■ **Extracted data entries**
——————
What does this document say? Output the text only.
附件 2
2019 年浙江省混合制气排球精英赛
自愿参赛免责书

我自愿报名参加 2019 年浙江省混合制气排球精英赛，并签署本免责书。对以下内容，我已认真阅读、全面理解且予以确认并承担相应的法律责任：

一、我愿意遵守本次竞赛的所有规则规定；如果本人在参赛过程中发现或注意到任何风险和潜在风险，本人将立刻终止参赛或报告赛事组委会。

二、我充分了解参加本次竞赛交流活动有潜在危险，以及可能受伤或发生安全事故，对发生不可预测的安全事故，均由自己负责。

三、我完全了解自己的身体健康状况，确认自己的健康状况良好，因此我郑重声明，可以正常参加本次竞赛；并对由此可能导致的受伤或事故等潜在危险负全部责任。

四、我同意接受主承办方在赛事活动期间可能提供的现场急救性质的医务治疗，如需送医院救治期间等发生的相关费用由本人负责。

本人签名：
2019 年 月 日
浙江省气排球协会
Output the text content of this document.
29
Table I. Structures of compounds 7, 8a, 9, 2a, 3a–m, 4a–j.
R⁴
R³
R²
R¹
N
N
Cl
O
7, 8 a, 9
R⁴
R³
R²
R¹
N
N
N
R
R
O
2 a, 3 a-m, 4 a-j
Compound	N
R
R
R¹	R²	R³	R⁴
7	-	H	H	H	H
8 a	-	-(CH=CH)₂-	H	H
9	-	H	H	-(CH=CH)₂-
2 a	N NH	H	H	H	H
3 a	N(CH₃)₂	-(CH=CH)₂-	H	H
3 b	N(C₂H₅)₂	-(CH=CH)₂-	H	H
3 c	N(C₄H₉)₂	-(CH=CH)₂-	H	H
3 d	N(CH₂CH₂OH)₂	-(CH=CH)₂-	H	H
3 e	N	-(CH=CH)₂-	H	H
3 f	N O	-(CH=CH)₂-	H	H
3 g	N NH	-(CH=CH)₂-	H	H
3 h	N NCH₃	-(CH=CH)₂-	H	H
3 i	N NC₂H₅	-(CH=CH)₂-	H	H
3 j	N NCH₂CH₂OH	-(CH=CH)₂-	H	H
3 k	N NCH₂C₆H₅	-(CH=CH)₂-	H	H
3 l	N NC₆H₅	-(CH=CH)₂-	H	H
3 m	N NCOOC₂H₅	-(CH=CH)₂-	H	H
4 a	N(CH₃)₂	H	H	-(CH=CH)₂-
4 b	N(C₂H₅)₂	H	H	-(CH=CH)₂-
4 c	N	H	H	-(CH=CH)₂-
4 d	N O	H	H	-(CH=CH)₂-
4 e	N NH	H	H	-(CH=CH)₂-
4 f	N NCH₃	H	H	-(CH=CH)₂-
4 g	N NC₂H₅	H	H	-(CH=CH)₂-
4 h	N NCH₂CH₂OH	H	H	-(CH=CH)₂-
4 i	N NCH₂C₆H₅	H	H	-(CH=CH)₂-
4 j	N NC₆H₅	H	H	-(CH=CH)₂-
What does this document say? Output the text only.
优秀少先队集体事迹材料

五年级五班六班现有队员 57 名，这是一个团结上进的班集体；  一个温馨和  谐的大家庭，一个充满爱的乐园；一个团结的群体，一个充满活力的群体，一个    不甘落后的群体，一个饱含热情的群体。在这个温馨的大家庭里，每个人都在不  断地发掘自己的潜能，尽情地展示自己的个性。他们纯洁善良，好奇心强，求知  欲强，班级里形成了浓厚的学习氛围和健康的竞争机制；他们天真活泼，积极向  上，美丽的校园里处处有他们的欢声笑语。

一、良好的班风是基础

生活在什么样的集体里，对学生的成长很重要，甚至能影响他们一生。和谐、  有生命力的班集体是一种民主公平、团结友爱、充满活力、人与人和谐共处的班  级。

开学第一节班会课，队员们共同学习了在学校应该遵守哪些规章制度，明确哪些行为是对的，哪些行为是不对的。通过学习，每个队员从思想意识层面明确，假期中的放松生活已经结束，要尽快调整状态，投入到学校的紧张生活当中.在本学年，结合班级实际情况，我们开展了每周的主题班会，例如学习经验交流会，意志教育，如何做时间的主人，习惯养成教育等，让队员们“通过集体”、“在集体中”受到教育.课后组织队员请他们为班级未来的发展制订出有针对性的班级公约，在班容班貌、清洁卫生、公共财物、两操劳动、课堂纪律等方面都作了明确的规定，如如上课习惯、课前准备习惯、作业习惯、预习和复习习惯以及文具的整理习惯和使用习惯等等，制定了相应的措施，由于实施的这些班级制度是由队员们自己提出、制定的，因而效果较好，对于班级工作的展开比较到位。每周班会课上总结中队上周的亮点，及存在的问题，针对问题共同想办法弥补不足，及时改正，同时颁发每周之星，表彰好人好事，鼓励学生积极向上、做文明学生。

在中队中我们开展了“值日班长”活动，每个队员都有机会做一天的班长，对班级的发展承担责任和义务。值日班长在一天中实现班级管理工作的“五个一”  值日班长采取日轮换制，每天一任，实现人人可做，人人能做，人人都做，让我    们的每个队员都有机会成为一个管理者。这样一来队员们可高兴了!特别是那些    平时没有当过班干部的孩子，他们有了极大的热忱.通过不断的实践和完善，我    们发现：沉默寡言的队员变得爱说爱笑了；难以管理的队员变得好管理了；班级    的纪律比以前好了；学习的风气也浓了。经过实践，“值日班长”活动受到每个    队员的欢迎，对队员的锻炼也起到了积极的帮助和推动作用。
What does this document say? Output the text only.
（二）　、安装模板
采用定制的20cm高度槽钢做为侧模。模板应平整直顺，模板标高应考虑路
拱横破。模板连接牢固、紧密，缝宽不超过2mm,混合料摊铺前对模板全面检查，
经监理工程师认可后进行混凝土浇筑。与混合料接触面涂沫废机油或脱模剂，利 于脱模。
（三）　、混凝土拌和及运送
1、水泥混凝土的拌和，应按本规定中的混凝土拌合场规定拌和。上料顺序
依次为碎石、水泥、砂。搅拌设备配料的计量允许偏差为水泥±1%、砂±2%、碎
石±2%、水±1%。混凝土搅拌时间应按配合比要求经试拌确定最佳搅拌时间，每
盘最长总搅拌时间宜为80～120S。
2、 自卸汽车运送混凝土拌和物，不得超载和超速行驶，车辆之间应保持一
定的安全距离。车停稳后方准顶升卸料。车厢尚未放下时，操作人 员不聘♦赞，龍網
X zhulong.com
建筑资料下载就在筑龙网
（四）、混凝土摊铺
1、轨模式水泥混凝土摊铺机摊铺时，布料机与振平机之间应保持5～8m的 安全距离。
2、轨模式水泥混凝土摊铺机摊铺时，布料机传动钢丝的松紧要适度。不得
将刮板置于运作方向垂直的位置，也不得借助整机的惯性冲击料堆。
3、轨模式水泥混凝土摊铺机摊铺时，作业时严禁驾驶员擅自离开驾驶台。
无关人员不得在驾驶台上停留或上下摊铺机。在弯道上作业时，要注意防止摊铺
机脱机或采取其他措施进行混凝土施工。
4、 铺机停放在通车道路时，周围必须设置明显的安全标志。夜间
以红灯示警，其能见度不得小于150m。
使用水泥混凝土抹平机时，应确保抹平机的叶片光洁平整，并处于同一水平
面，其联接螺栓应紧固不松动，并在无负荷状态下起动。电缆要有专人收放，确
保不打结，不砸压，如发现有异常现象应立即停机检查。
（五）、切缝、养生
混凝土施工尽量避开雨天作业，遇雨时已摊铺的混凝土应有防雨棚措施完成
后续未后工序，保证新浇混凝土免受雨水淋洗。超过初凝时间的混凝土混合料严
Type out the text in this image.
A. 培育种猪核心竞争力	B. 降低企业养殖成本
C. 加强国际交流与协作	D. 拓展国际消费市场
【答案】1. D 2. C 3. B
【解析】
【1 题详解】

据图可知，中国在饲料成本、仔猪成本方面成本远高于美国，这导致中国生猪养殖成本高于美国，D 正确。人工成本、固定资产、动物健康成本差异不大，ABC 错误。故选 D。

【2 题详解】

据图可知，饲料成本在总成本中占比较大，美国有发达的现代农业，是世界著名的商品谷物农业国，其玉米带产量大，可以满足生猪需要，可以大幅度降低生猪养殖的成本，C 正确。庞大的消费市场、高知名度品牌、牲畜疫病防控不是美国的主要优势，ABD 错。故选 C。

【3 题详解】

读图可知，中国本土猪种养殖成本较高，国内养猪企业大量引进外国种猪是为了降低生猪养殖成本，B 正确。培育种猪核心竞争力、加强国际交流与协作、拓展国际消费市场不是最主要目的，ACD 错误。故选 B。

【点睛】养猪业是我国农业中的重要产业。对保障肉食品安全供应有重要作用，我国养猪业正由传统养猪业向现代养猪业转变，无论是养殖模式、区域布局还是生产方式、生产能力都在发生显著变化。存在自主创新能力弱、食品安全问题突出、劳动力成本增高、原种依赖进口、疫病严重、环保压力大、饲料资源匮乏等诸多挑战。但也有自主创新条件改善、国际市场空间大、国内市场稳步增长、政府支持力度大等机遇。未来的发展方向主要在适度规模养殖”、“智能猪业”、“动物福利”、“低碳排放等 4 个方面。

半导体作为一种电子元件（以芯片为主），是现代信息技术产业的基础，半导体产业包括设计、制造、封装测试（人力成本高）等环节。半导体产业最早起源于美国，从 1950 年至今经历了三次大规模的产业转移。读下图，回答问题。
——————
■ **What is being asked**
Read through the entries and copy every line that includes "NCH₂CH₂OH".

■ **The response**
3 j	N NCH₂CH₂OH	-(CH=CH)₂-	H	H
4 h	N NCH₂CH₂OH	H	H	-(CH=CH)₂-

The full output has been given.